■ RECORDS FOR THIS EXERCISE ■
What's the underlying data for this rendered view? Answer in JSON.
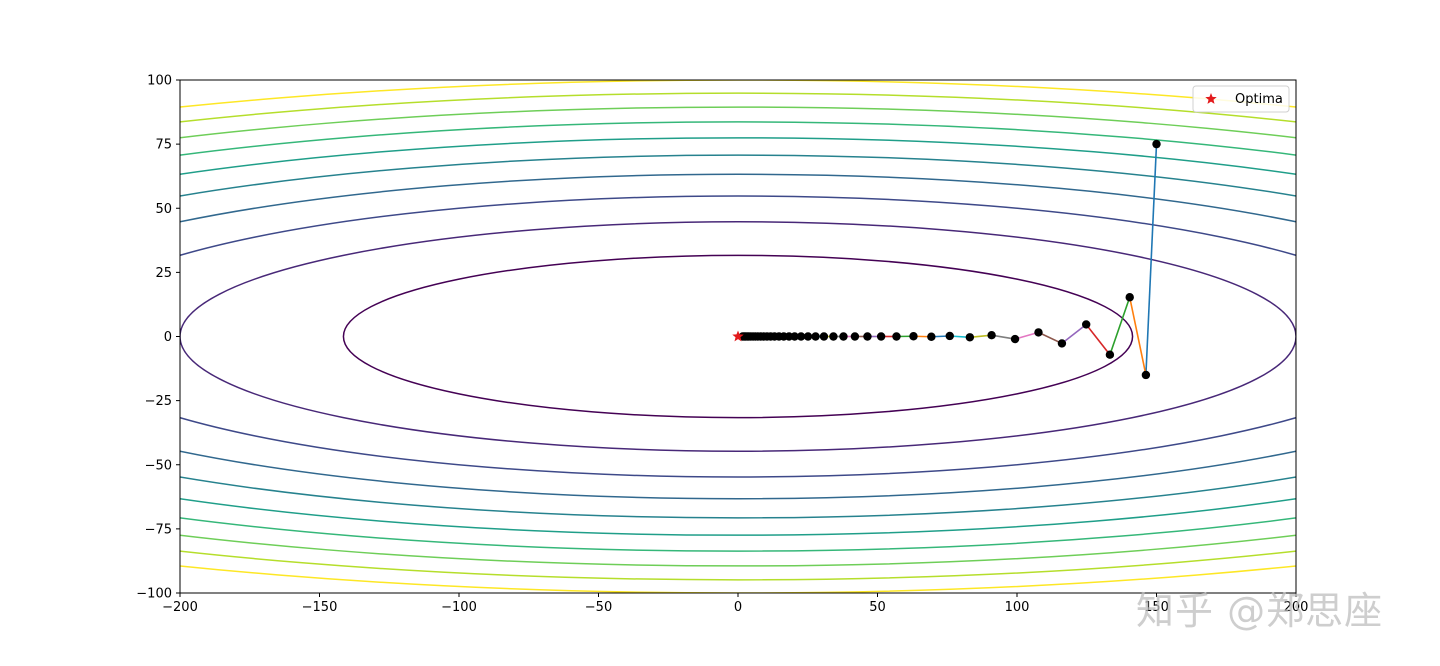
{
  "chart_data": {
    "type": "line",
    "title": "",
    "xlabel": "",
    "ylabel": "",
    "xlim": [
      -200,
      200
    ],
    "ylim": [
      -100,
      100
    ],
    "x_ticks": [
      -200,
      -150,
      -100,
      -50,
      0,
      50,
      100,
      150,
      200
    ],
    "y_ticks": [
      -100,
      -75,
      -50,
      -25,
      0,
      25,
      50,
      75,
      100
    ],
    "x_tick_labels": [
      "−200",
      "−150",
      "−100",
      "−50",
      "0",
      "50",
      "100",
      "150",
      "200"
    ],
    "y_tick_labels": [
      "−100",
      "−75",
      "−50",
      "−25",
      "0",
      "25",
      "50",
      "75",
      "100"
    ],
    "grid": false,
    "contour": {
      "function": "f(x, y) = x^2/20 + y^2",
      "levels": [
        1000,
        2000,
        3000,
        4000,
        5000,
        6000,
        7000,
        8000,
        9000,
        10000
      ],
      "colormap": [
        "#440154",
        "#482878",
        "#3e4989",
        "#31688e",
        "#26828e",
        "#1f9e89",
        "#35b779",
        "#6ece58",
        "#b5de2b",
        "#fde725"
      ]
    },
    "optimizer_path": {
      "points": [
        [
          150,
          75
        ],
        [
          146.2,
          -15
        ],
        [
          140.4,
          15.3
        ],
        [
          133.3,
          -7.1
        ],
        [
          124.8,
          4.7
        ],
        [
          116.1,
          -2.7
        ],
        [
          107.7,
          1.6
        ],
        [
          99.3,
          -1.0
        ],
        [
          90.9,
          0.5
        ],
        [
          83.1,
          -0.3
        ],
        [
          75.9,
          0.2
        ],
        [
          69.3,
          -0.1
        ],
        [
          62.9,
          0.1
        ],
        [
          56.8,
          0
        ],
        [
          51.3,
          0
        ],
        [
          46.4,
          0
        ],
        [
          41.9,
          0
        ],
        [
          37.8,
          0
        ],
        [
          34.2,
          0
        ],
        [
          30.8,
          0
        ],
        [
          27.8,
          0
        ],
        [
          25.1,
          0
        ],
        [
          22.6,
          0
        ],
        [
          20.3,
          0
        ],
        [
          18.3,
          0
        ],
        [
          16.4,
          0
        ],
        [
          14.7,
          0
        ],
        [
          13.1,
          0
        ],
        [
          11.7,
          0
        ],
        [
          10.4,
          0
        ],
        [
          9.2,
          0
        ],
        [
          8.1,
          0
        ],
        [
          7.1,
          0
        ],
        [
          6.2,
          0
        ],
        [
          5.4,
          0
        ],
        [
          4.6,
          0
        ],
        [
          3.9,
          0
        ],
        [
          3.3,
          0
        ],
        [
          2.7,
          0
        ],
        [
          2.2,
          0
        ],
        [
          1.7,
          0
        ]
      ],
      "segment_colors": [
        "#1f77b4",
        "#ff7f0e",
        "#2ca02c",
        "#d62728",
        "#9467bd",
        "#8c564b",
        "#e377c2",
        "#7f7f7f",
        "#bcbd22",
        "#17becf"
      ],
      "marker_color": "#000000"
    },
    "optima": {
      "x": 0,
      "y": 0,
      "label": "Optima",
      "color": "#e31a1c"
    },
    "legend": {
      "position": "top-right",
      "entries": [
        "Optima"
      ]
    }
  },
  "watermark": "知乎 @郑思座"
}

■ AIM OF THE TASK ■
Every entry must be transcribed exactly. Pictures do not belong in the copy.

■ EXERCISE RESULT ■
What's the underlying data for this rendered view? Answer in JSON.
{
  "chart_data": {
    "type": "line",
    "title": "",
    "xlabel": "",
    "ylabel": "",
    "xlim": [
      -200,
      200
    ],
    "ylim": [
      -100,
      100
    ],
    "x_ticks": [
      -200,
      -150,
      -100,
      -50,
      0,
      50,
      100,
      150,
      200
    ],
    "y_ticks": [
      -100,
      -75,
      -50,
      -25,
      0,
      25,
      50,
      75,
      100
    ],
    "x_tick_labels": [
      "−200",
      "−150",
      "−100",
      "−50",
      "0",
      "50",
      "100",
      "150",
      "200"
    ],
    "y_tick_labels": [
      "−100",
      "−75",
      "−50",
      "−25",
      "0",
      "25",
      "50",
      "75",
      "100"
    ],
    "grid": false,
    "contour": {
      "function": "f(x, y) = x^2/20 + y^2",
      "levels": [
        1000,
        2000,
        3000,
        4000,
        5000,
        6000,
        7000,
        8000,
        9000,
        10000
      ],
      "colormap": [
        "#440154",
        "#482878",
        "#3e4989",
        "#31688e",
        "#26828e",
        "#1f9e89",
        "#35b779",
        "#6ece58",
        "#b5de2b",
        "#fde725"
      ]
    },
    "optimizer_path": {
      "points": [
        [
          150,
          75
        ],
        [
          146.2,
          -15
        ],
        [
          140.4,
          15.3
        ],
        [
          133.3,
          -7.1
        ],
        [
          124.8,
          4.7
        ],
        [
          116.1,
          -2.7
        ],
        [
          107.7,
          1.6
        ],
        [
          99.3,
          -1.0
        ],
        [
          90.9,
          0.5
        ],
        [
          83.1,
          -0.3
        ],
        [
          75.9,
          0.2
        ],
        [
          69.3,
          -0.1
        ],
        [
          62.9,
          0.1
        ],
        [
          56.8,
          0
        ],
        [
          51.3,
          0
        ],
        [
          46.4,
          0
        ],
        [
          41.9,
          0
        ],
        [
          37.8,
          0
        ],
        [
          34.2,
          0
        ],
        [
          30.8,
          0
        ],
        [
          27.8,
          0
        ],
        [
          25.1,
          0
        ],
        [
          22.6,
          0
        ],
        [
          20.3,
          0
        ],
        [
          18.3,
          0
        ],
        [
          16.4,
          0
        ],
        [
          14.7,
          0
        ],
        [
          13.1,
          0
        ],
        [
          11.7,
          0
        ],
        [
          10.4,
          0
        ],
        [
          9.2,
          0
        ],
        [
          8.1,
          0
        ],
        [
          7.1,
          0
        ],
        [
          6.2,
          0
        ],
        [
          5.4,
          0
        ],
        [
          4.6,
          0
        ],
        [
          3.9,
          0
        ],
        [
          3.3,
          0
        ],
        [
          2.7,
          0
        ],
        [
          2.2,
          0
        ],
        [
          1.7,
          0
        ]
      ],
      "segment_colors": [
        "#1f77b4",
        "#ff7f0e",
        "#2ca02c",
        "#d62728",
        "#9467bd",
        "#8c564b",
        "#e377c2",
        "#7f7f7f",
        "#bcbd22",
        "#17becf"
      ],
      "marker_color": "#000000"
    },
    "optima": {
      "x": 0,
      "y": 0,
      "label": "Optima",
      "color": "#e31a1c"
    },
    "legend": {
      "position": "top-right",
      "entries": [
        "Optima"
      ]
    }
  },
  "watermark": "知乎 @郑思座"
}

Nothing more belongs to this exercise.